- **Goal**: Pick out and copy every line below that has the word "this".
** start Source material **
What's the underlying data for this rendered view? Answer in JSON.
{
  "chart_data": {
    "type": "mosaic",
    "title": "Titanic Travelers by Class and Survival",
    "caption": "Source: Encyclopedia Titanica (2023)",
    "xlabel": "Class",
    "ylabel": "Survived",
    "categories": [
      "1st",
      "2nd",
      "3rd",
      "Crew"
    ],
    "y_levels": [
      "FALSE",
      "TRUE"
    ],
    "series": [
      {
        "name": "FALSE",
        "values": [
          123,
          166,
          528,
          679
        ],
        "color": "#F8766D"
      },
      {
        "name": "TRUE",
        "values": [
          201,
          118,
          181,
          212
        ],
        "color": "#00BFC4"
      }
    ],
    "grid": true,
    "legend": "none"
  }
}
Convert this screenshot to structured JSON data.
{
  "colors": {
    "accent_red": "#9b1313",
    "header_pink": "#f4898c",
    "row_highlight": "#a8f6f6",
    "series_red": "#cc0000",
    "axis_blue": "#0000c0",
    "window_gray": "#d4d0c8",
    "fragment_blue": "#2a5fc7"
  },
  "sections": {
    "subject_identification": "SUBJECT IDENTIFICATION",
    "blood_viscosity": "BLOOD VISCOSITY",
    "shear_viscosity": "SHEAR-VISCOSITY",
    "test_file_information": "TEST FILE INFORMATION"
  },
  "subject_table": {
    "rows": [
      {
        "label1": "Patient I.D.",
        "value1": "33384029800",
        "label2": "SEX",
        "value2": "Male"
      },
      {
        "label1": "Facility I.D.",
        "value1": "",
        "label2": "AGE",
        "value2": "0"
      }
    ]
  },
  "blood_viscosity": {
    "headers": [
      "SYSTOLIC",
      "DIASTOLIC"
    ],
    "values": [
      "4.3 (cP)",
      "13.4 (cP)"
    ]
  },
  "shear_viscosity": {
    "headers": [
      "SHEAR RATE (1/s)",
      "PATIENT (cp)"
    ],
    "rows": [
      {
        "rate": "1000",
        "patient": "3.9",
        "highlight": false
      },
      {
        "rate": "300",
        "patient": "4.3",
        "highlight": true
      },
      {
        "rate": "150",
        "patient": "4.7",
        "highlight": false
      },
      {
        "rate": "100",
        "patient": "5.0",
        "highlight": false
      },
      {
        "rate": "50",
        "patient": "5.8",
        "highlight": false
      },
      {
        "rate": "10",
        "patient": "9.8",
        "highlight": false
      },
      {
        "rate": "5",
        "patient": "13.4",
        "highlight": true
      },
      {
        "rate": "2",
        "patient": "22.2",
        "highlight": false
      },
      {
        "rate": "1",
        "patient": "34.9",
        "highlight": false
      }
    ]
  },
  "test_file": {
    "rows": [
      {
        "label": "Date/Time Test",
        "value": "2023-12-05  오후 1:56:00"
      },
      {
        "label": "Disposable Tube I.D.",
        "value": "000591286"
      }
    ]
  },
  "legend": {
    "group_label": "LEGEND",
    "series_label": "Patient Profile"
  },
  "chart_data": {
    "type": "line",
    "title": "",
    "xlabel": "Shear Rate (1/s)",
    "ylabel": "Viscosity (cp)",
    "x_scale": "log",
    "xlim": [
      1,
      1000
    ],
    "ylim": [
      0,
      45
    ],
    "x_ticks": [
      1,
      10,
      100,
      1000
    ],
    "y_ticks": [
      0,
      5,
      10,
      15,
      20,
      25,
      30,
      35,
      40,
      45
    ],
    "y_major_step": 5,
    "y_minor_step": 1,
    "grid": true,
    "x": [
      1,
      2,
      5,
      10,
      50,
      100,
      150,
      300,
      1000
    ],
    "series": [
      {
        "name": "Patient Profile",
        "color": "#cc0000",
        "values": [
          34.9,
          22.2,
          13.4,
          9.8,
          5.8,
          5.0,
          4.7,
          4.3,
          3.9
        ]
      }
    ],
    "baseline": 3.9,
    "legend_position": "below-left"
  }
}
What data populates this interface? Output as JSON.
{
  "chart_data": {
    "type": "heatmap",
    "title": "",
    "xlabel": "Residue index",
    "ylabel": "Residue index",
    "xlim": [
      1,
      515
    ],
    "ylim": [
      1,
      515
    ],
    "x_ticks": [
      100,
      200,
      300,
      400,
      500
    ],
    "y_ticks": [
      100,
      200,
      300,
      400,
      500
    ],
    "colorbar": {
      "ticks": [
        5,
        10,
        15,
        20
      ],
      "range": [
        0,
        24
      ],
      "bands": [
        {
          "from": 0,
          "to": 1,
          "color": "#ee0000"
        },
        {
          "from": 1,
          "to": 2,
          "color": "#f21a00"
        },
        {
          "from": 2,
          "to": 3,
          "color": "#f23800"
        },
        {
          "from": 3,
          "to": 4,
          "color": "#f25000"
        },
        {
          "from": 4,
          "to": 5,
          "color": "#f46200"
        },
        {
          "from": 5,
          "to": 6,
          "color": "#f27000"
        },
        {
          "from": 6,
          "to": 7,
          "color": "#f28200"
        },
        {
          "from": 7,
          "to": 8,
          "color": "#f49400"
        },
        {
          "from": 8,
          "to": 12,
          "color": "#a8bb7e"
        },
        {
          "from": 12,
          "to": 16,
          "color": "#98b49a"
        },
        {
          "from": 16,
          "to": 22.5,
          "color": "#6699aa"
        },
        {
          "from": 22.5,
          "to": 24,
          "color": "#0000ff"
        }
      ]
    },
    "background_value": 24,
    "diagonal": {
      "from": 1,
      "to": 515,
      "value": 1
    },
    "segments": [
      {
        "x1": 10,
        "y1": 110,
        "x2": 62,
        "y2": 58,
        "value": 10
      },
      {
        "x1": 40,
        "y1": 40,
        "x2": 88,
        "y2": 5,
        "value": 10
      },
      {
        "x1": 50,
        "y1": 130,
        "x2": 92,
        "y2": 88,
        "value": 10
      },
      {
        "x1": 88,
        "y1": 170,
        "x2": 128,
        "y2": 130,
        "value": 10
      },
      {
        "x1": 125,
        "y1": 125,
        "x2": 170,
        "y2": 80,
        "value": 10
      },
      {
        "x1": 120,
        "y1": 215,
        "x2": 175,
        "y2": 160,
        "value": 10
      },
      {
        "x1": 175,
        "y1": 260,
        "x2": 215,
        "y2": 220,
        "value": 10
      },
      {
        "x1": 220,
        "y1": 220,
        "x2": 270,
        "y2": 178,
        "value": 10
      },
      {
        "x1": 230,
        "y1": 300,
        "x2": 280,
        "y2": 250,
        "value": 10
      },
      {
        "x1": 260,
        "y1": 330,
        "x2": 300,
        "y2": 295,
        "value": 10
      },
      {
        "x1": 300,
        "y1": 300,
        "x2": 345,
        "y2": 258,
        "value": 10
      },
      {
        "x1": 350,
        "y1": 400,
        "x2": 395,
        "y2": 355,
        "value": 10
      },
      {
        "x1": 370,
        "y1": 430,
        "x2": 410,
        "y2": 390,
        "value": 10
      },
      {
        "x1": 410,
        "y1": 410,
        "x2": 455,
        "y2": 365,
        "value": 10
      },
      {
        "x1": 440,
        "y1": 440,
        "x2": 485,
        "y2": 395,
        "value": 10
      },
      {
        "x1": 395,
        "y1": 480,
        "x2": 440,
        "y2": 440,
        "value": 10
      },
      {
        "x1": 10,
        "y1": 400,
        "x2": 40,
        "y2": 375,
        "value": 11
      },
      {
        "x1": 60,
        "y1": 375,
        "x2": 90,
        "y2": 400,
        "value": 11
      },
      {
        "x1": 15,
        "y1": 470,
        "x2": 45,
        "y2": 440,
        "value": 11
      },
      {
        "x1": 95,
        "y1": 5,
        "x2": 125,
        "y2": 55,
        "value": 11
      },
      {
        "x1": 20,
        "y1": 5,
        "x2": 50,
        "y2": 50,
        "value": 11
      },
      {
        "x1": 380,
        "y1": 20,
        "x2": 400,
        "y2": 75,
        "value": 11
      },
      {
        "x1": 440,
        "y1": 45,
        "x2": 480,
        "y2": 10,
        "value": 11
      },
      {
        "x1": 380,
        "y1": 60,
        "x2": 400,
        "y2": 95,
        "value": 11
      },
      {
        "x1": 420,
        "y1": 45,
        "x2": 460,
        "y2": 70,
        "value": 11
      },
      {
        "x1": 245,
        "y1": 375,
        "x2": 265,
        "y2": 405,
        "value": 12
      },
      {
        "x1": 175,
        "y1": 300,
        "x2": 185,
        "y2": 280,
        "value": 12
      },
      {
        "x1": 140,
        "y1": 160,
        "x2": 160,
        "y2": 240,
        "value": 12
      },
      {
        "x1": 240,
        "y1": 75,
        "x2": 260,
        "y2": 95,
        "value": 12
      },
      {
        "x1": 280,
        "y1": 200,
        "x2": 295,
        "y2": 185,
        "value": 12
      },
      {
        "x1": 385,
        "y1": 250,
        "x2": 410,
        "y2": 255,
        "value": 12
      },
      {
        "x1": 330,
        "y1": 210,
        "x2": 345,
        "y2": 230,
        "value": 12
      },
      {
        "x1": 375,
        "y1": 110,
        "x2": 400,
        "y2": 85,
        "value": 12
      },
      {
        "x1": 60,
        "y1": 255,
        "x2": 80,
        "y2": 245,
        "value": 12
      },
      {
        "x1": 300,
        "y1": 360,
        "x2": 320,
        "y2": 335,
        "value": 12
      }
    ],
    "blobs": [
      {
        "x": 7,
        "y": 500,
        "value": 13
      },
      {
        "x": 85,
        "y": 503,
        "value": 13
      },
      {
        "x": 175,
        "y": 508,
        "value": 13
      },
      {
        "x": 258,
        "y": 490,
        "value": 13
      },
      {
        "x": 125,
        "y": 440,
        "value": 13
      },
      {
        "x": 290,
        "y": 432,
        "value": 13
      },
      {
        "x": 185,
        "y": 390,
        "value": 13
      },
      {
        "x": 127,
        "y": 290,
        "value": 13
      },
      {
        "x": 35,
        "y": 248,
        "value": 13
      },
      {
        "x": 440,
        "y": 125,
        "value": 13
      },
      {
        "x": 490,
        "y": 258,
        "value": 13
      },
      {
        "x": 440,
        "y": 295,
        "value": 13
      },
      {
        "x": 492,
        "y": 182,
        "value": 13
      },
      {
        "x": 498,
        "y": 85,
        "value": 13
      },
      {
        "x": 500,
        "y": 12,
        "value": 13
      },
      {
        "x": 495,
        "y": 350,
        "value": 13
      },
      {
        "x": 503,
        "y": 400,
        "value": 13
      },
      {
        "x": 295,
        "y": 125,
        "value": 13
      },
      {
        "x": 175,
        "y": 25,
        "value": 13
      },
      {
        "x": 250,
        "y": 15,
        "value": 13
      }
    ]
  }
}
** end Source material **
- **Answer**:
What's the underlying data for this rendered view? Answer in JSON.
Convert this screenshot to structured JSON data.
What data populates this interface? Output as JSON.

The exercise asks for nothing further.